Written exercise =>
Give the listing below again in full, exactly as written.

Source records =>
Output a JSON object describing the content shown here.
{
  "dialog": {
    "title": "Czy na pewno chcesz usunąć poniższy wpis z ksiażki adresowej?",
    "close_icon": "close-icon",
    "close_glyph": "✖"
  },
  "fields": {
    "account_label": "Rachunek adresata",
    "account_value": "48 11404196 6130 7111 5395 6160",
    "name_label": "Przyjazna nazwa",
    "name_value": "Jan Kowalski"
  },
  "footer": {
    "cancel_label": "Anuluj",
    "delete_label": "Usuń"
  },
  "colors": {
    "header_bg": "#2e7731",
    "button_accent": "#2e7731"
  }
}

Response to this exercise =>
Output a JSON object describing the content shown here.
{
  "dialog": {
    "title": "Czy na pewno chcesz usunąć poniższy wpis z ksiażki adresowej?",
    "close_icon": "close-icon",
    "close_glyph": "✖"
  },
  "fields": {
    "account_label": "Rachunek adresata",
    "account_value": "48 11404196 6130 7111 5395 6160",
    "name_label": "Przyjazna nazwa",
    "name_value": "Jan Kowalski"
  },
  "footer": {
    "cancel_label": "Anuluj",
    "delete_label": "Usuń"
  },
  "colors": {
    "header_bg": "#2e7731",
    "button_accent": "#2e7731"
  }
}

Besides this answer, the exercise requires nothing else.